No milk. Time to run to the grocery store. Time to wonder what weird rip in the space-time continuum brings me to this other, oddly parallel town.

Yes, the Kroger store transports me to some burg called Scooterville. Every row of the store has some person riding a battery-powered scooter up and down the aisles, that person grabbing the essential foodstuffs Man has feasted on since the dawn of time: Pop-Tarts, Twinkies, fried cheesecake, and countless other comestibles sure to give a pancreas a fit.

And from what I can tell, pancreases across this country are calling it quits. “No mas! No mas!”

In the last month, I’ve heard one guy after another tell me he’s wearing a CPAP mask at night and poking himself with syringes filled with insulin. Can’t breathe, can’t keep the blood sugar stable. It’s scary.

Now while it’s true that I turn 45 mere days from now, I don’t want to be staring that future in the face. So even though I’m healthy, I’m making some dietary changes.

This is not to say I’m obese like the drivers of the scooters that clog the aisles of my neighborhood Kroger. In fact, at 6′ 4″ and 217 pounds, I’m the lightest guy my height that I know. Most of the others are 235 and up.

I was pretty much a stick in high school and even then I wore pants with a 36 waist. I wear 38 today, but I highly suspect that a 38 today is not what it was twenty-five years ago. A tape measure around my waist says 41, but I’m still got plenty of room in the waist of my size 38 jeans, so something ain’t right.

I’ve got no gut to speak of, but the powers that be say you can’t have a waist larger than 40 inches or else you face a plethora of vascular and endocrine issues. Now the rule seems a bit off when you compare 6′ 4″ with a 40 waist with 5′ 9″ and 40, but we tall people are out of luck in plenty of other regards. (In other words, if your house was built before 1965, don’t ask me to come down into your basement.)

No matter how svelte I am compared with peers, I still don’t want to end up a diabetic having a machine breathe for me at night, so I’ve started a low-glycemic diet in the last week and have already seen good results.

** Data lines **
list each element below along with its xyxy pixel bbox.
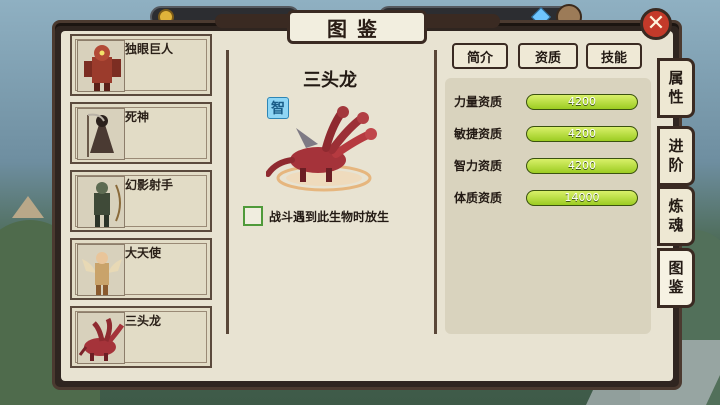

** Instructions for the task **
Quote the grocery-store essay word for word, from "Now while it’s" to "something ain’t right.". Work only from the grocery-store essay; the listing plays no part here.

** Solution to the problem **
Now while it’s true that I turn 45 mere days from now, I don’t want to be staring that future in the face. So even though I’m healthy, I’m making some dietary changes.

This is not to say I’m obese like the drivers of the scooters that clog the aisles of my neighborhood Kroger. In fact, at 6′ 4″ and 217 pounds, I’m the lightest guy my height that I know. Most of the others are 235 and up.

I was pretty much a stick in high school and even then I wore pants with a 36 waist. I wear 38 today, but I highly suspect that a 38 today is not what it was twenty-five years ago. A tape measure around my waist says 41, but I’m still got plenty of room in the waist of my size 38 jeans, so something ain’t right.